[start]
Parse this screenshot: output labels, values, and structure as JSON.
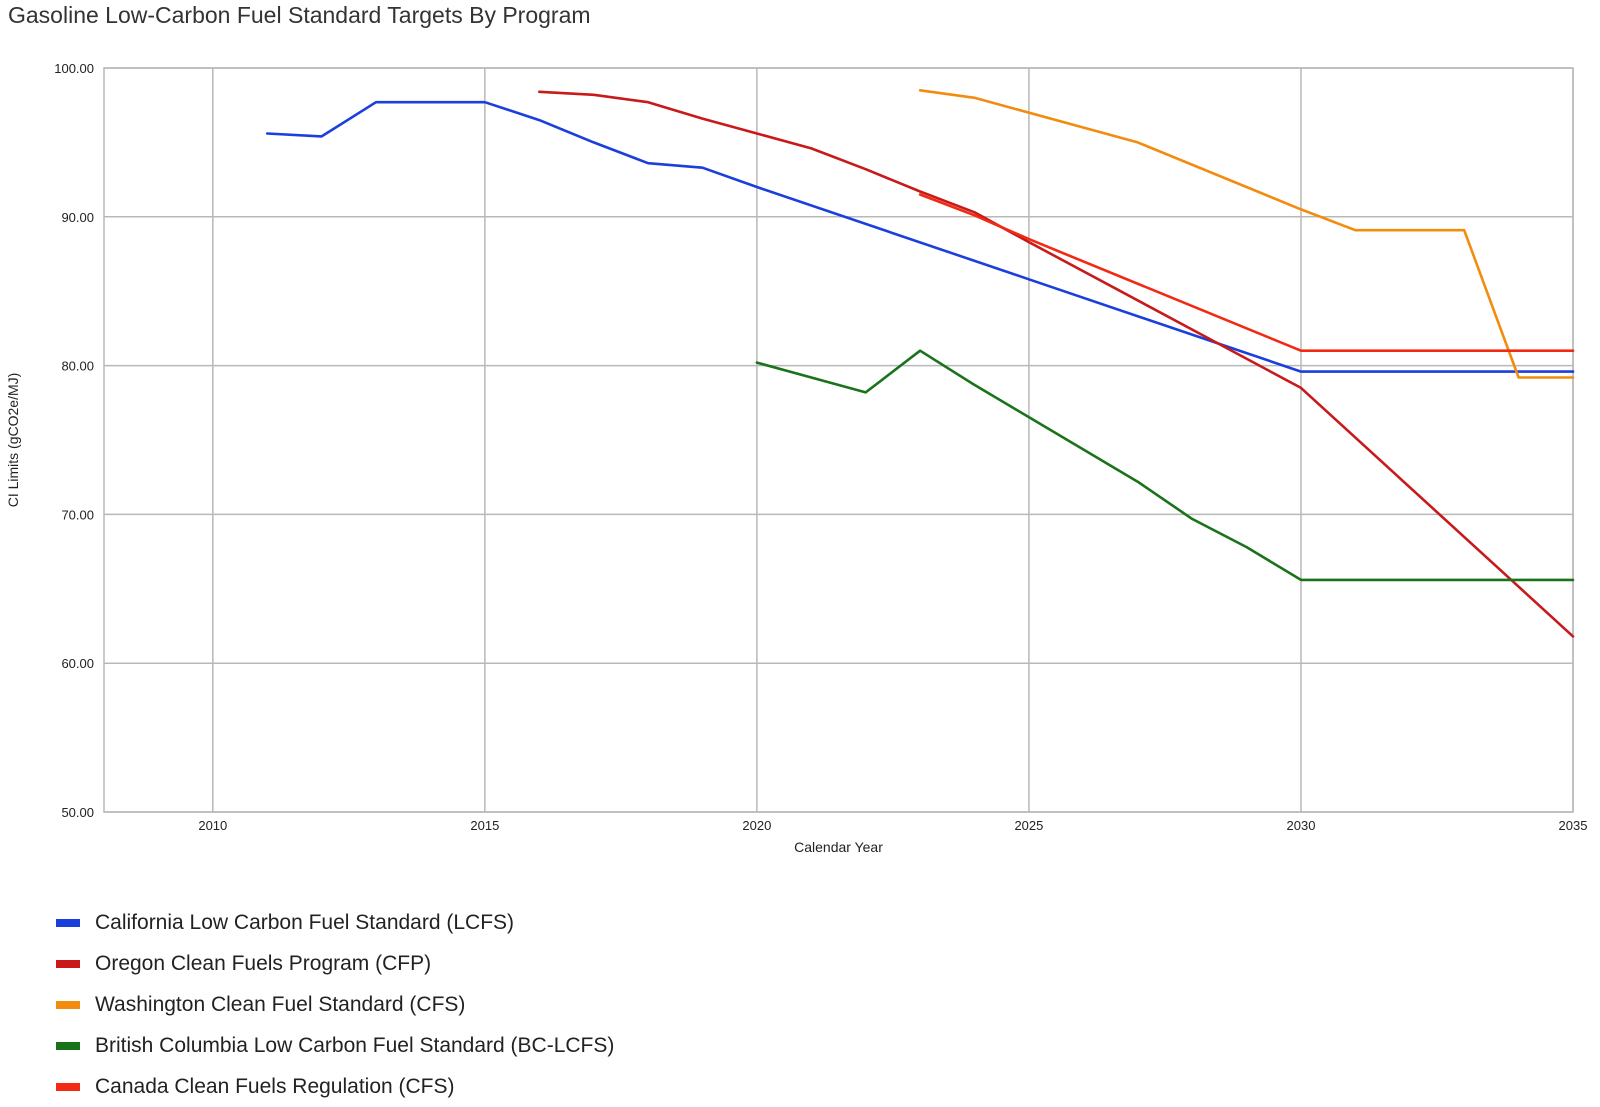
{
  "chart_data": {
    "type": "line",
    "title": "Gasoline Low-Carbon Fuel Standard Targets By Program",
    "xlabel": "Calendar Year",
    "ylabel": "CI Limits (gCO2e/MJ)",
    "xlim": [
      2008,
      2035
    ],
    "ylim": [
      50,
      100
    ],
    "x_ticks": [
      2010,
      2015,
      2020,
      2025,
      2030,
      2035
    ],
    "y_ticks": [
      "50.00",
      "60.00",
      "70.00",
      "80.00",
      "90.00",
      "100.00"
    ],
    "grid": true,
    "legend_position": "bottom",
    "series": [
      {
        "name": "California Low Carbon Fuel Standard (LCFS)",
        "color": "#1a3fdc",
        "points": [
          [
            2011,
            95.6
          ],
          [
            2012,
            95.4
          ],
          [
            2013,
            97.7
          ],
          [
            2014,
            97.7
          ],
          [
            2015,
            97.7
          ],
          [
            2016,
            96.5
          ],
          [
            2017,
            95.0
          ],
          [
            2018,
            93.6
          ],
          [
            2019,
            93.3
          ],
          [
            2020,
            92.0
          ],
          [
            2025,
            85.8
          ],
          [
            2030,
            79.6
          ],
          [
            2035,
            79.6
          ]
        ]
      },
      {
        "name": "Oregon Clean Fuels Program (CFP)",
        "color": "#c81a1a",
        "points": [
          [
            2016,
            98.4
          ],
          [
            2017,
            98.2
          ],
          [
            2018,
            97.7
          ],
          [
            2019,
            96.6
          ],
          [
            2020,
            95.6
          ],
          [
            2021,
            94.6
          ],
          [
            2022,
            93.2
          ],
          [
            2023,
            91.7
          ],
          [
            2024,
            90.3
          ],
          [
            2025,
            88.3
          ],
          [
            2030,
            78.5
          ],
          [
            2035,
            61.8
          ]
        ]
      },
      {
        "name": "Washington Clean Fuel Standard (CFS)",
        "color": "#f28c0f",
        "points": [
          [
            2023,
            98.5
          ],
          [
            2024,
            98.0
          ],
          [
            2027,
            95.0
          ],
          [
            2030,
            90.5
          ],
          [
            2031,
            89.1
          ],
          [
            2033,
            89.1
          ],
          [
            2034,
            79.2
          ],
          [
            2035,
            79.2
          ]
        ]
      },
      {
        "name": "British Columbia Low Carbon Fuel Standard (BC-LCFS)",
        "color": "#1a731a",
        "points": [
          [
            2020,
            80.2
          ],
          [
            2022,
            78.2
          ],
          [
            2023,
            81.0
          ],
          [
            2024,
            78.7
          ],
          [
            2027,
            72.2
          ],
          [
            2028,
            69.7
          ],
          [
            2029,
            67.8
          ],
          [
            2030,
            65.6
          ],
          [
            2035,
            65.6
          ]
        ]
      },
      {
        "name": "Canada Clean Fuels Regulation (CFS)",
        "color": "#f22a14",
        "points": [
          [
            2023,
            91.5
          ],
          [
            2024,
            90.1
          ],
          [
            2025,
            88.5
          ],
          [
            2030,
            81.0
          ],
          [
            2035,
            81.0
          ]
        ]
      }
    ]
  }
}
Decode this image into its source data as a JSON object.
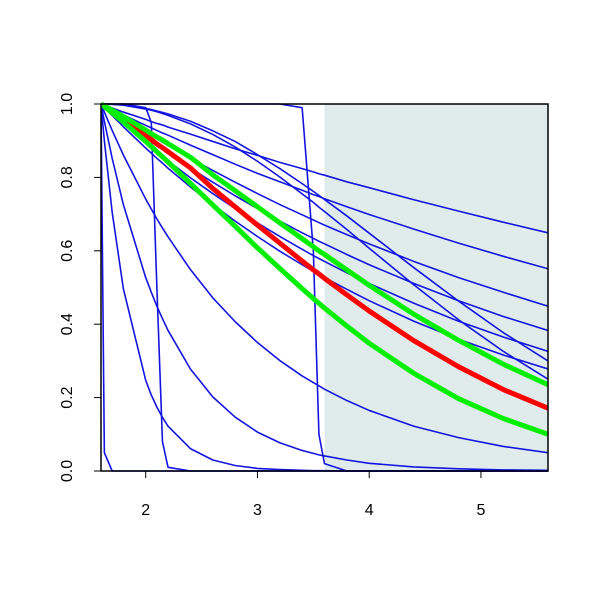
{
  "chart_data": {
    "type": "line",
    "x": [
      1.6,
      1.63,
      1.7,
      1.8,
      2.0,
      2.05,
      2.1,
      2.15,
      2.2,
      2.4,
      2.6,
      2.8,
      3.0,
      3.2,
      3.4,
      3.5,
      3.55,
      3.6,
      3.8,
      4.0,
      4.4,
      4.8,
      5.2,
      5.6
    ],
    "xlim": [
      1.6,
      5.6
    ],
    "xticks": [
      2,
      3,
      4,
      5
    ],
    "ylim": [
      0,
      1
    ],
    "yticks": [
      {
        "value": 0,
        "label": "0.0"
      },
      0.2,
      0.4,
      0.6,
      0.8,
      {
        "value": 1,
        "label": "1.0"
      }
    ],
    "shaded_xrange": [
      3.6,
      5.6
    ],
    "shade_color": "#e0ecec",
    "series": [
      {
        "color": "#1414e0",
        "values": [
          1,
          0.997,
          0.989,
          0.978,
          0.958,
          0.952,
          0.947,
          0.943,
          0.937,
          0.918,
          0.898,
          0.878,
          0.86,
          0.841,
          0.824,
          0.815,
          0.81,
          0.806,
          0.788,
          0.772,
          0.739,
          0.708,
          0.678,
          0.649
        ]
      },
      {
        "color": "#1414e0",
        "values": [
          1,
          0.996,
          0.985,
          0.97,
          0.942,
          0.935,
          0.928,
          0.921,
          0.915,
          0.888,
          0.862,
          0.836,
          0.811,
          0.788,
          0.765,
          0.753,
          0.748,
          0.742,
          0.72,
          0.699,
          0.659,
          0.621,
          0.585,
          0.551
        ]
      },
      {
        "color": "#1414e0",
        "values": [
          1,
          0.994,
          0.98,
          0.961,
          0.923,
          0.914,
          0.905,
          0.896,
          0.887,
          0.852,
          0.819,
          0.787,
          0.756,
          0.726,
          0.698,
          0.684,
          0.677,
          0.67,
          0.644,
          0.619,
          0.571,
          0.527,
          0.487,
          0.449
        ]
      },
      {
        "color": "#1414e0",
        "values": [
          1,
          0.993,
          0.976,
          0.953,
          0.908,
          0.898,
          0.887,
          0.876,
          0.866,
          0.825,
          0.787,
          0.75,
          0.715,
          0.681,
          0.649,
          0.634,
          0.626,
          0.619,
          0.59,
          0.562,
          0.511,
          0.464,
          0.421,
          0.383
        ]
      },
      {
        "color": "#1414e0",
        "values": [
          1,
          0.992,
          0.972,
          0.946,
          0.894,
          0.882,
          0.869,
          0.857,
          0.845,
          0.799,
          0.756,
          0.715,
          0.676,
          0.639,
          0.604,
          0.587,
          0.579,
          0.571,
          0.54,
          0.511,
          0.457,
          0.408,
          0.365,
          0.326
        ]
      },
      {
        "color": "#1414e0",
        "values": [
          1,
          0.99,
          0.969,
          0.938,
          0.88,
          0.866,
          0.852,
          0.839,
          0.825,
          0.774,
          0.726,
          0.681,
          0.639,
          0.599,
          0.562,
          0.544,
          0.536,
          0.527,
          0.495,
          0.464,
          0.408,
          0.359,
          0.316,
          0.278
        ]
      },
      {
        "color": "#1414e0",
        "values": [
          1,
          1,
          0.999,
          0.997,
          0.988,
          0.985,
          0.981,
          0.977,
          0.973,
          0.953,
          0.927,
          0.898,
          0.862,
          0.824,
          0.783,
          0.762,
          0.751,
          0.74,
          0.695,
          0.648,
          0.554,
          0.463,
          0.377,
          0.3
        ]
      },
      {
        "color": "#1414e0",
        "values": [
          1,
          1,
          0.999,
          0.997,
          0.986,
          0.983,
          0.979,
          0.974,
          0.969,
          0.946,
          0.917,
          0.883,
          0.844,
          0.801,
          0.755,
          0.732,
          0.719,
          0.707,
          0.658,
          0.607,
          0.507,
          0.412,
          0.326,
          0.25
        ]
      },
      {
        "color": "#1414e0",
        "values": [
          1,
          0.978,
          0.928,
          0.861,
          0.741,
          0.714,
          0.687,
          0.662,
          0.638,
          0.549,
          0.472,
          0.407,
          0.35,
          0.301,
          0.259,
          0.241,
          0.232,
          0.223,
          0.192,
          0.165,
          0.122,
          0.091,
          0.067,
          0.05
        ]
      },
      {
        "color": "#1414e0",
        "values": [
          1,
          0.953,
          0.852,
          0.726,
          0.527,
          0.487,
          0.449,
          0.415,
          0.383,
          0.278,
          0.202,
          0.147,
          0.106,
          0.077,
          0.056,
          0.048,
          0.044,
          0.041,
          0.03,
          0.021,
          0.011,
          0.006,
          0.003,
          0.002
        ]
      },
      {
        "color": "#1414e0",
        "values": [
          1,
          0.9,
          0.705,
          0.497,
          0.247,
          0.207,
          0.174,
          0.146,
          0.122,
          0.061,
          0.03,
          0.015,
          0.007,
          0.004,
          0.002,
          0.001,
          0.001,
          0.001,
          0,
          0,
          0,
          0,
          0,
          0
        ]
      },
      {
        "color": "#1414e0",
        "values": [
          1,
          0.05,
          0,
          0,
          0,
          0,
          0,
          0,
          0,
          0,
          0,
          0,
          0,
          0,
          0,
          0,
          0,
          0,
          0,
          0,
          0,
          0,
          0,
          0
        ]
      },
      {
        "color": "#1414e0",
        "values": [
          1,
          1,
          1,
          1,
          0.99,
          0.95,
          0.5,
          0.08,
          0.01,
          0,
          0,
          0,
          0,
          0,
          0,
          0,
          0,
          0,
          0,
          0,
          0,
          0,
          0,
          0
        ]
      },
      {
        "color": "#1414e0",
        "values": [
          1,
          1,
          1,
          1,
          1,
          1,
          1,
          1,
          1,
          1,
          1,
          1,
          1,
          1,
          0.99,
          0.6,
          0.1,
          0.02,
          0,
          0,
          0,
          0,
          0,
          0
        ]
      },
      {
        "color": "#ff0000",
        "values": [
          1,
          0.994,
          0.979,
          0.958,
          0.914,
          0.903,
          0.891,
          0.881,
          0.87,
          0.826,
          0.77,
          0.72,
          0.67,
          0.621,
          0.572,
          0.548,
          0.537,
          0.525,
          0.48,
          0.436,
          0.355,
          0.284,
          0.222,
          0.171
        ]
      },
      {
        "color": "#00ee00",
        "values": [
          1,
          0.995,
          0.983,
          0.966,
          0.929,
          0.919,
          0.91,
          0.902,
          0.892,
          0.855,
          0.807,
          0.764,
          0.72,
          0.676,
          0.633,
          0.611,
          0.6,
          0.59,
          0.548,
          0.506,
          0.427,
          0.356,
          0.291,
          0.235
        ]
      },
      {
        "color": "#00ee00",
        "values": [
          1,
          0.993,
          0.976,
          0.951,
          0.898,
          0.884,
          0.87,
          0.856,
          0.842,
          0.784,
          0.725,
          0.667,
          0.608,
          0.552,
          0.497,
          0.47,
          0.457,
          0.444,
          0.395,
          0.348,
          0.266,
          0.197,
          0.143,
          0.1
        ]
      }
    ]
  }
}
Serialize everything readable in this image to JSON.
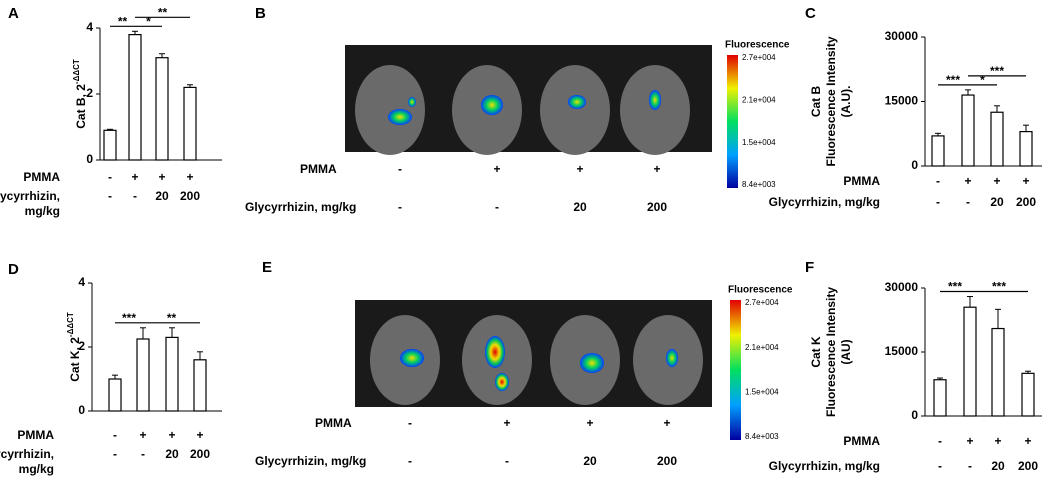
{
  "chart_data": [
    {
      "type": "bar",
      "panel": "A",
      "ylabel": [
        "Cat B, 2"
      ],
      "ylabel_sup": "-ΔΔCT",
      "ylim": [
        0,
        4
      ],
      "yticks": [
        0,
        2,
        4
      ],
      "values": [
        0.9,
        3.8,
        3.1,
        2.2
      ],
      "errors": [
        0.03,
        0.1,
        0.12,
        0.08
      ],
      "color": "#ffffff",
      "treatments": [
        {
          "label": [
            "PMMA"
          ],
          "values": [
            "-",
            "+",
            "+",
            "+"
          ]
        },
        {
          "label": [
            "Glycyrrhizin,",
            "mg/kg"
          ],
          "values": [
            "-",
            "-",
            "20",
            "200"
          ]
        }
      ],
      "significance": [
        {
          "from": 0,
          "to": 1,
          "label": "**"
        },
        {
          "from": 1,
          "to": 2,
          "label": "*"
        },
        {
          "from": 1,
          "to": 3,
          "label": "**"
        }
      ]
    },
    {
      "type": "bar",
      "panel": "C",
      "ylabel": [
        "Cat B",
        "Fluorescence Intensity",
        "(A.U)."
      ],
      "ylim": [
        0,
        30000
      ],
      "yticks": [
        0,
        15000,
        30000
      ],
      "values": [
        7000,
        16500,
        12500,
        8000
      ],
      "errors": [
        600,
        1200,
        1500,
        1500
      ],
      "color": "#ffffff",
      "treatments": [
        {
          "label": [
            "PMMA"
          ],
          "values": [
            "-",
            "+",
            "+",
            "+"
          ]
        },
        {
          "label": [
            "Glycyrrhizin, mg/kg"
          ],
          "values": [
            "-",
            "-",
            "20",
            "200"
          ]
        }
      ],
      "significance": [
        {
          "from": 0,
          "to": 1,
          "label": "***"
        },
        {
          "from": 1,
          "to": 2,
          "label": "*"
        },
        {
          "from": 1,
          "to": 3,
          "label": "***"
        }
      ]
    },
    {
      "type": "bar",
      "panel": "D",
      "ylabel": [
        "Cat K, 2"
      ],
      "ylabel_sup": "-ΔΔCT",
      "ylim": [
        0,
        4
      ],
      "yticks": [
        0,
        2,
        4
      ],
      "values": [
        1.0,
        2.25,
        2.3,
        1.6
      ],
      "errors": [
        0.12,
        0.35,
        0.3,
        0.25
      ],
      "color": "#ffffff",
      "treatments": [
        {
          "label": [
            "PMMA"
          ],
          "values": [
            "-",
            "+",
            "+",
            "+"
          ]
        },
        {
          "label": [
            "Glycyrrhizin,",
            "mg/kg"
          ],
          "values": [
            "-",
            "-",
            "20",
            "200"
          ]
        }
      ],
      "significance": [
        {
          "from": 0,
          "to": 1,
          "label": "***"
        },
        {
          "from": 1,
          "to": 3,
          "label": "**"
        }
      ]
    },
    {
      "type": "bar",
      "panel": "F",
      "ylabel": [
        "Cat K",
        "Fluorescence Intensity",
        "(AU)"
      ],
      "ylim": [
        0,
        30000
      ],
      "yticks": [
        0,
        15000,
        30000
      ],
      "values": [
        8500,
        25500,
        20500,
        10000
      ],
      "errors": [
        400,
        2500,
        4500,
        500
      ],
      "color": "#ffffff",
      "treatments": [
        {
          "label": [
            "PMMA"
          ],
          "values": [
            "-",
            "+",
            "+",
            "+"
          ]
        },
        {
          "label": [
            "Glycyrrhizin, mg/kg"
          ],
          "values": [
            "-",
            "-",
            "20",
            "200"
          ]
        }
      ],
      "significance": [
        {
          "from": 0,
          "to": 1,
          "label": "***"
        },
        {
          "from": 1,
          "to": 3,
          "label": "***"
        }
      ]
    }
  ],
  "image_panels": [
    {
      "panel": "B",
      "colorbar_title": "Fluorescence",
      "colorbar_ticks": [
        "2.7e+004",
        "2.1e+004",
        "1.5e+004",
        "8.4e+003"
      ],
      "treatments": [
        {
          "label": "PMMA",
          "values": [
            "-",
            "+",
            "+",
            "+"
          ]
        },
        {
          "label": "Glycyrrhizin, mg/kg",
          "values": [
            "-",
            "-",
            "20",
            "200"
          ]
        }
      ]
    },
    {
      "panel": "E",
      "colorbar_title": "Fluorescence",
      "colorbar_ticks": [
        "2.7e+004",
        "2.1e+004",
        "1.5e+004",
        "8.4e+003"
      ],
      "treatments": [
        {
          "label": "PMMA",
          "values": [
            "-",
            "+",
            "+",
            "+"
          ]
        },
        {
          "label": "Glycyrrhizin, mg/kg",
          "values": [
            "-",
            "-",
            "20",
            "200"
          ]
        }
      ]
    }
  ]
}
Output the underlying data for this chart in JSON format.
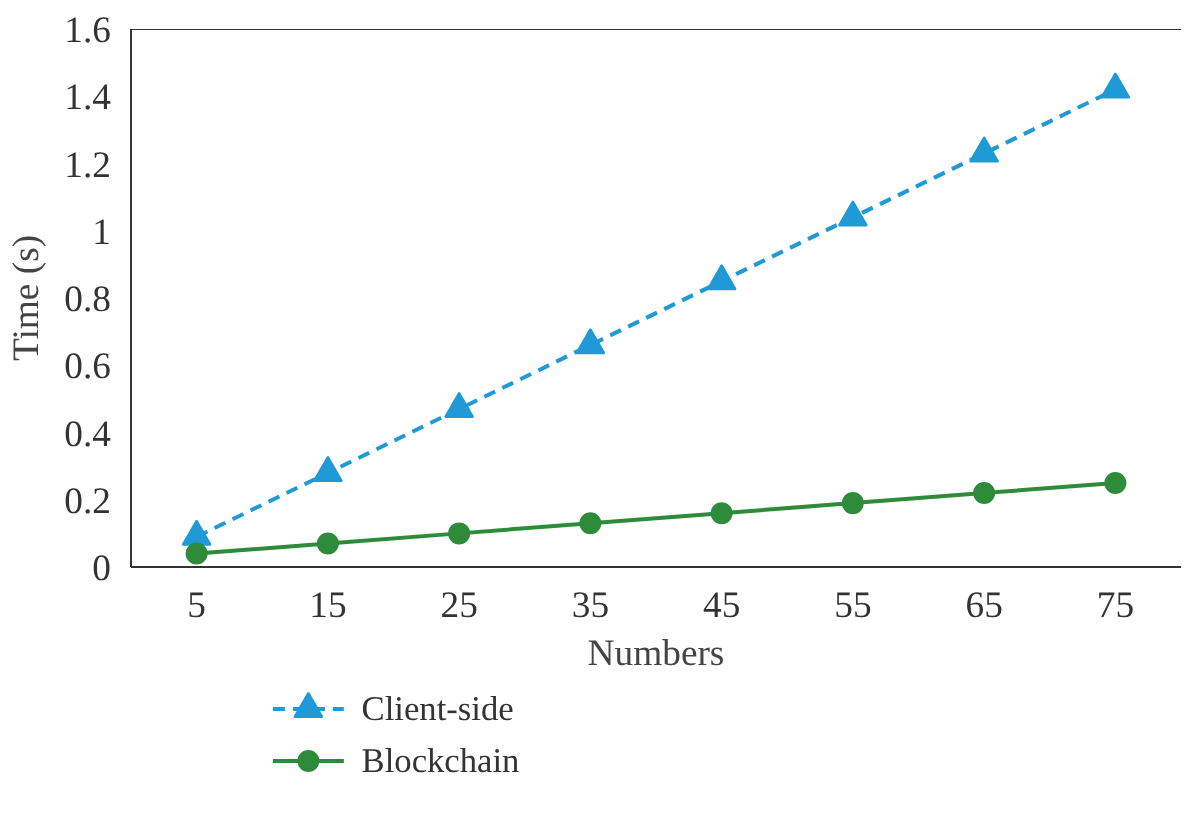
[end]
**Given instruction**
Scan the entries above. Copy each line that has the string "Standard".

**Right answer**
    "title": "Gasoline Low-Carbon Fuel Standard Targets By Program",
        "name": "California Low Carbon Fuel Standard (LCFS)",
        "name": "Washington Clean Fuel Standard (CFS)",
        "name": "British Columbia Low Carbon Fuel Standard (BC-LCFS)",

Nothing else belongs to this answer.